Aim of the task
All lines in the data bearing the string "baseline" should be identified and copied.

Data lines
________

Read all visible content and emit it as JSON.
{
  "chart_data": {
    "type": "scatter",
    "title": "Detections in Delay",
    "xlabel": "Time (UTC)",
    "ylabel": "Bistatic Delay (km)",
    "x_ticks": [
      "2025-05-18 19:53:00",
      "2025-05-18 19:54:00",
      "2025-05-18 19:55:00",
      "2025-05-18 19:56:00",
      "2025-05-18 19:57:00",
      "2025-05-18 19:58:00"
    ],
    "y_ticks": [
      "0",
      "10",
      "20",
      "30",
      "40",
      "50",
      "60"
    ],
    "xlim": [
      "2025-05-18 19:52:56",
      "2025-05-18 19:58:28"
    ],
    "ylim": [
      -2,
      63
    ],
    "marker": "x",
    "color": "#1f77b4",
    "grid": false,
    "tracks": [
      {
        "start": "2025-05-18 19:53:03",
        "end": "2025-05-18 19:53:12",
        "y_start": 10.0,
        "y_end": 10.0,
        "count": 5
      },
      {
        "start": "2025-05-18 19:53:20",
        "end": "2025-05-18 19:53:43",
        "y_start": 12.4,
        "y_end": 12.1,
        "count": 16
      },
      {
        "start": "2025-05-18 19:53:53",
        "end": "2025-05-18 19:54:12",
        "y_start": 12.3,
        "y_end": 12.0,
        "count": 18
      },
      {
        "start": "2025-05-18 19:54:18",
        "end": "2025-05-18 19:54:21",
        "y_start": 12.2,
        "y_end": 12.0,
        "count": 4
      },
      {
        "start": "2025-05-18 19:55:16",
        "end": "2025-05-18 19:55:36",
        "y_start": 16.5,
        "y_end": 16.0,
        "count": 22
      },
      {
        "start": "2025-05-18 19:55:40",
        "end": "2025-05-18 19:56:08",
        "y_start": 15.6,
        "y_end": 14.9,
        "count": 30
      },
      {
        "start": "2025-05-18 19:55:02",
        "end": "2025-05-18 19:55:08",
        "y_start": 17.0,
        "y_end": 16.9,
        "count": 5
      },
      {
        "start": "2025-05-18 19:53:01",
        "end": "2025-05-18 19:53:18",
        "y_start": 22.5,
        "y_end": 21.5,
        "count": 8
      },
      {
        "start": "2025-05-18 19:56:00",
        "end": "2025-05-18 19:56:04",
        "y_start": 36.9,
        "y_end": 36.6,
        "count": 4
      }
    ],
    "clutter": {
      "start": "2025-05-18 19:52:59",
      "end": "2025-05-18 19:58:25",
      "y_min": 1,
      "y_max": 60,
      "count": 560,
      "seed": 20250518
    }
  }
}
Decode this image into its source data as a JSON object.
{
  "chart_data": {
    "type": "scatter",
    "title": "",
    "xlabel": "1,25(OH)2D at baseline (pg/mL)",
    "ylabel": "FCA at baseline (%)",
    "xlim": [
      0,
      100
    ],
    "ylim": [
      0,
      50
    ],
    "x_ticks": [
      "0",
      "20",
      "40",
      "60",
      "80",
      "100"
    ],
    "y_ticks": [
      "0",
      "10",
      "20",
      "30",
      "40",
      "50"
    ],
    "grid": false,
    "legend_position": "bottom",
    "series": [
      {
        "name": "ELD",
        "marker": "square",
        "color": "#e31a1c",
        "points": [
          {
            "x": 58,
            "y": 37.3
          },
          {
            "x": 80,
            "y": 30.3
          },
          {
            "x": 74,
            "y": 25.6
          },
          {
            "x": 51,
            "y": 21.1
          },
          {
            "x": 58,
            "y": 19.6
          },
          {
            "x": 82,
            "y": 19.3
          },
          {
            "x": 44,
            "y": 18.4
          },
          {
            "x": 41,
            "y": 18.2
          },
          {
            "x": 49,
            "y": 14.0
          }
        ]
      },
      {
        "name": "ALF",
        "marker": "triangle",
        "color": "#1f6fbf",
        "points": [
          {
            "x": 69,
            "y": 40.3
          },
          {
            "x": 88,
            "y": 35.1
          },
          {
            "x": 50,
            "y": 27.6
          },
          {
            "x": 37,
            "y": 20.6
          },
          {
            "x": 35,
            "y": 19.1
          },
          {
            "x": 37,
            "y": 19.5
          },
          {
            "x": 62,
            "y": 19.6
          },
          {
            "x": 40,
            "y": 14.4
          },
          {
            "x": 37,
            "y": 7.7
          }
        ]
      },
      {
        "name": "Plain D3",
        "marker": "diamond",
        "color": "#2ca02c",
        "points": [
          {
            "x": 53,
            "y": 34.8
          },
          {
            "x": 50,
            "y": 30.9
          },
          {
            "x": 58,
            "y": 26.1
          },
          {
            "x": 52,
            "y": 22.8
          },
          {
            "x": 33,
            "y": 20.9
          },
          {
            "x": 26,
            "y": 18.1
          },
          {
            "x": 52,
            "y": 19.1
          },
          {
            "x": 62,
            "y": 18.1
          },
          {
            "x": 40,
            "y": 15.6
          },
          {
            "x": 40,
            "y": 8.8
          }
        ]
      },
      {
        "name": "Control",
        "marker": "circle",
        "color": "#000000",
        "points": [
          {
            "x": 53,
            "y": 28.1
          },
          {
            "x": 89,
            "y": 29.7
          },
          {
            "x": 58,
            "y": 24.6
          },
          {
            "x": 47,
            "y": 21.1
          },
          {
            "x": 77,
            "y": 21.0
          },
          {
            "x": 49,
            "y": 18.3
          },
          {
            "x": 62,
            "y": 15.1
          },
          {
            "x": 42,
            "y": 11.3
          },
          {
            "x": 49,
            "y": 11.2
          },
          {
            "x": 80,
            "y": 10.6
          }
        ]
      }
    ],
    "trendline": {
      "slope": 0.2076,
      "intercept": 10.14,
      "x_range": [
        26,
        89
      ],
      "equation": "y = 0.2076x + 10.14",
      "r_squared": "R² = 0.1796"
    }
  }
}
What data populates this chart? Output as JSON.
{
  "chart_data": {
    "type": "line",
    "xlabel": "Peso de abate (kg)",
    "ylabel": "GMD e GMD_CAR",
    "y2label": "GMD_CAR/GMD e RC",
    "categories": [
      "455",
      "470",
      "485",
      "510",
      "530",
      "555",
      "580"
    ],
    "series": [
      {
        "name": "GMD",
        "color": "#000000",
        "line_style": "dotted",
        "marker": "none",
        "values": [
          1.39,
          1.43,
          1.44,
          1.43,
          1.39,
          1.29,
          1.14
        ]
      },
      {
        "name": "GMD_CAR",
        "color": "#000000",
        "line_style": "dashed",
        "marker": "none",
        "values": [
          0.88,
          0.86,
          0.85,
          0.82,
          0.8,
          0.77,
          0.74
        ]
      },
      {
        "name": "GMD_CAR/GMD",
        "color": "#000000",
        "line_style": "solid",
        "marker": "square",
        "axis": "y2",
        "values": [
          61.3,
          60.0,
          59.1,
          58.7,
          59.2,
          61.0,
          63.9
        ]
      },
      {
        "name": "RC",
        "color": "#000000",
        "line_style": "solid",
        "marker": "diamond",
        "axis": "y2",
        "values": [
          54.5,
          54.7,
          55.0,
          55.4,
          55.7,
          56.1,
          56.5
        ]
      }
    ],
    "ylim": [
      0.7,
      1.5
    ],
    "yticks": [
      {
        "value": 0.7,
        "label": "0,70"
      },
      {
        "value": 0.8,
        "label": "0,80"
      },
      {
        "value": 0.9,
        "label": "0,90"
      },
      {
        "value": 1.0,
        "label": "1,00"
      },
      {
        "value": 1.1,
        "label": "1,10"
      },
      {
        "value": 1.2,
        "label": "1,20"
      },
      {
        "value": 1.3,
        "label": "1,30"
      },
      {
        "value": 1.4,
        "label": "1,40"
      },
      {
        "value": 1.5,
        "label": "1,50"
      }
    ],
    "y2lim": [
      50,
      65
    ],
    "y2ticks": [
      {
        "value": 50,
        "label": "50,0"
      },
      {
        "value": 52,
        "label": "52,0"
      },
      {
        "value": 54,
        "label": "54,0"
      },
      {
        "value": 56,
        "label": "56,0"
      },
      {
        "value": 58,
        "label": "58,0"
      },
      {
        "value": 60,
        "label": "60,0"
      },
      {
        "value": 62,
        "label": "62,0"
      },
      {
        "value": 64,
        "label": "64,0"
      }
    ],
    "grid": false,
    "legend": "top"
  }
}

________

Response for this exercise
    "xlabel": "1,25(OH)2D at baseline (pg/mL)",
    "ylabel": "FCA at baseline (%)",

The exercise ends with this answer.